--- begin Data rows ---

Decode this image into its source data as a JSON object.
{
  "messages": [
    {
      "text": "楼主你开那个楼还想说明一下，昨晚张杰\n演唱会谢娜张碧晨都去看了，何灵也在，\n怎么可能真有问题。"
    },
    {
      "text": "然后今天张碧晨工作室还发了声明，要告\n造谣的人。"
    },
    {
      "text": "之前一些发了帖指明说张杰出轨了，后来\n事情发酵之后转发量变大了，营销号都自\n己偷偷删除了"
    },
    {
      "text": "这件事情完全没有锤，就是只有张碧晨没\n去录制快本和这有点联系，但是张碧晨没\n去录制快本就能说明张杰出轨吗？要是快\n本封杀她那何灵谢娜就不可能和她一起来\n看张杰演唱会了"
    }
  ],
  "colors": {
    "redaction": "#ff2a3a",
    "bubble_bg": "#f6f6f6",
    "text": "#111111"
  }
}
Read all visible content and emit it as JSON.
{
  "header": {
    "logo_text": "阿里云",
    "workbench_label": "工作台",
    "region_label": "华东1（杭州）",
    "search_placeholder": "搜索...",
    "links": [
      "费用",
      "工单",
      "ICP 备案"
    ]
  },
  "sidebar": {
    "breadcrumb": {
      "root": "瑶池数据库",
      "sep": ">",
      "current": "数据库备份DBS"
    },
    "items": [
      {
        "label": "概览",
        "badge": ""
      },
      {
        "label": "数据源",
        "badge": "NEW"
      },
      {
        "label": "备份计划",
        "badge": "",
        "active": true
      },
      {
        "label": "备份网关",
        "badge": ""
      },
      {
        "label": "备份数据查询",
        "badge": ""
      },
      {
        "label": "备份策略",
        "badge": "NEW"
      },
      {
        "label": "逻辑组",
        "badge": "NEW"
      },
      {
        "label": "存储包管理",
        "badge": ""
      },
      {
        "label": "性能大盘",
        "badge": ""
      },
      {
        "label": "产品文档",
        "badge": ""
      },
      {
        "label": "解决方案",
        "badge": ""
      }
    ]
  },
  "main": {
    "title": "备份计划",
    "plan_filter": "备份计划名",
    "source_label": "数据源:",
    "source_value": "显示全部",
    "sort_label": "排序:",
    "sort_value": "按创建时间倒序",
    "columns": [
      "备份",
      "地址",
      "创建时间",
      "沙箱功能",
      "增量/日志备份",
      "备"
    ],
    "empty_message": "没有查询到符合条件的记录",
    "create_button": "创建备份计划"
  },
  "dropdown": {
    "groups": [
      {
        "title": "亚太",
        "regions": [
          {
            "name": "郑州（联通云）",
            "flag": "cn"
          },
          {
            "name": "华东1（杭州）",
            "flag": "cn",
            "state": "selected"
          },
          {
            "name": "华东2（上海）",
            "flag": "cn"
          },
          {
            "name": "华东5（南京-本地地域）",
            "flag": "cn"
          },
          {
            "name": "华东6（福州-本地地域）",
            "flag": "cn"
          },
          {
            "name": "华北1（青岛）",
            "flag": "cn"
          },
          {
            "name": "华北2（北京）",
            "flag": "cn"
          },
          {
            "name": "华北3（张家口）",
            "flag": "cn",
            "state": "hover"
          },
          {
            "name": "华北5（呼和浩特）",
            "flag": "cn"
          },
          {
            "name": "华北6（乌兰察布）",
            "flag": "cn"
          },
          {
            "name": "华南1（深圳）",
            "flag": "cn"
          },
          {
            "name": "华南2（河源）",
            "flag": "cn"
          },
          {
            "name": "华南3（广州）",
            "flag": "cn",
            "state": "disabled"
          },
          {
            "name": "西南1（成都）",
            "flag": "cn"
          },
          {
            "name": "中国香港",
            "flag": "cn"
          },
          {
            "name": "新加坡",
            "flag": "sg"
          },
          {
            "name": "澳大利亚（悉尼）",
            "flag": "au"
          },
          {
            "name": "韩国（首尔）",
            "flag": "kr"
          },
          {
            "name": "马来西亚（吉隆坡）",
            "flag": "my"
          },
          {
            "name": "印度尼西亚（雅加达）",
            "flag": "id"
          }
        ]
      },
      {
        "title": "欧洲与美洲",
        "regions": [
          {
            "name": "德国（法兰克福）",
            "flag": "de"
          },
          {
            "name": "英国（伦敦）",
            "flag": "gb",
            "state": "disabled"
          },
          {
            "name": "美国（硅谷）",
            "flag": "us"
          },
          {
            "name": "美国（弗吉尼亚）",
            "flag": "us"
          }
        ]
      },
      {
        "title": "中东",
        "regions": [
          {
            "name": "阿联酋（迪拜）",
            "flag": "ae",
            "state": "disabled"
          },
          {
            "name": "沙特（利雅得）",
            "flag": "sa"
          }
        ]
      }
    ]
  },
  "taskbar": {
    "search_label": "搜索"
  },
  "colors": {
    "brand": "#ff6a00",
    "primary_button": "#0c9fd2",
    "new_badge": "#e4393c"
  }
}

--- end Data rows ---

- _Your instructions_:
Retype the entries exactly, including every line.

- _Solution to this task_:
Decode this image into its source data as a JSON object.
{
  "messages": [
    {
      "text": "楼主你开那个楼还想说明一下，昨晚张杰\n演唱会谢娜张碧晨都去看了，何灵也在，\n怎么可能真有问题。"
    },
    {
      "text": "然后今天张碧晨工作室还发了声明，要告\n造谣的人。"
    },
    {
      "text": "之前一些发了帖指明说张杰出轨了，后来\n事情发酵之后转发量变大了，营销号都自\n己偷偷删除了"
    },
    {
      "text": "这件事情完全没有锤，就是只有张碧晨没\n去录制快本和这有点联系，但是张碧晨没\n去录制快本就能说明张杰出轨吗？要是快\n本封杀她那何灵谢娜就不可能和她一起来\n看张杰演唱会了"
    }
  ],
  "colors": {
    "redaction": "#ff2a3a",
    "bubble_bg": "#f6f6f6",
    "text": "#111111"
  }
}
Read all visible content and emit it as JSON.
{
  "header": {
    "logo_text": "阿里云",
    "workbench_label": "工作台",
    "region_label": "华东1（杭州）",
    "search_placeholder": "搜索...",
    "links": [
      "费用",
      "工单",
      "ICP 备案"
    ]
  },
  "sidebar": {
    "breadcrumb": {
      "root": "瑶池数据库",
      "sep": ">",
      "current": "数据库备份DBS"
    },
    "items": [
      {
        "label": "概览",
        "badge": ""
      },
      {
        "label": "数据源",
        "badge": "NEW"
      },
      {
        "label": "备份计划",
        "badge": "",
        "active": true
      },
      {
        "label": "备份网关",
        "badge": ""
      },
      {
        "label": "备份数据查询",
        "badge": ""
      },
      {
        "label": "备份策略",
        "badge": "NEW"
      },
      {
        "label": "逻辑组",
        "badge": "NEW"
      },
      {
        "label": "存储包管理",
        "badge": ""
      },
      {
        "label": "性能大盘",
        "badge": ""
      },
      {
        "label": "产品文档",
        "badge": ""
      },
      {
        "label": "解决方案",
        "badge": ""
      }
    ]
  },
  "main": {
    "title": "备份计划",
    "plan_filter": "备份计划名",
    "source_label": "数据源:",
    "source_value": "显示全部",
    "sort_label": "排序:",
    "sort_value": "按创建时间倒序",
    "columns": [
      "备份",
      "地址",
      "创建时间",
      "沙箱功能",
      "增量/日志备份",
      "备"
    ],
    "empty_message": "没有查询到符合条件的记录",
    "create_button": "创建备份计划"
  },
  "dropdown": {
    "groups": [
      {
        "title": "亚太",
        "regions": [
          {
            "name": "郑州（联通云）",
            "flag": "cn"
          },
          {
            "name": "华东1（杭州）",
            "flag": "cn",
            "state": "selected"
          },
          {
            "name": "华东2（上海）",
            "flag": "cn"
          },
          {
            "name": "华东5（南京-本地地域）",
            "flag": "cn"
          },
          {
            "name": "华东6（福州-本地地域）",
            "flag": "cn"
          },
          {
            "name": "华北1（青岛）",
            "flag": "cn"
          },
          {
            "name": "华北2（北京）",
            "flag": "cn"
          },
          {
            "name": "华北3（张家口）",
            "flag": "cn",
            "state": "hover"
          },
          {
            "name": "华北5（呼和浩特）",
            "flag": "cn"
          },
          {
            "name": "华北6（乌兰察布）",
            "flag": "cn"
          },
          {
            "name": "华南1（深圳）",
            "flag": "cn"
          },
          {
            "name": "华南2（河源）",
            "flag": "cn"
          },
          {
            "name": "华南3（广州）",
            "flag": "cn",
            "state": "disabled"
          },
          {
            "name": "西南1（成都）",
            "flag": "cn"
          },
          {
            "name": "中国香港",
            "flag": "cn"
          },
          {
            "name": "新加坡",
            "flag": "sg"
          },
          {
            "name": "澳大利亚（悉尼）",
            "flag": "au"
          },
          {
            "name": "韩国（首尔）",
            "flag": "kr"
          },
          {
            "name": "马来西亚（吉隆坡）",
            "flag": "my"
          },
          {
            "name": "印度尼西亚（雅加达）",
            "flag": "id"
          }
        ]
      },
      {
        "title": "欧洲与美洲",
        "regions": [
          {
            "name": "德国（法兰克福）",
            "flag": "de"
          },
          {
            "name": "英国（伦敦）",
            "flag": "gb",
            "state": "disabled"
          },
          {
            "name": "美国（硅谷）",
            "flag": "us"
          },
          {
            "name": "美国（弗吉尼亚）",
            "flag": "us"
          }
        ]
      },
      {
        "title": "中东",
        "regions": [
          {
            "name": "阿联酋（迪拜）",
            "flag": "ae",
            "state": "disabled"
          },
          {
            "name": "沙特（利雅得）",
            "flag": "sa"
          }
        ]
      }
    ]
  },
  "taskbar": {
    "search_label": "搜索"
  },
  "colors": {
    "brand": "#ff6a00",
    "primary_button": "#0c9fd2",
    "new_badge": "#e4393c"
  }
}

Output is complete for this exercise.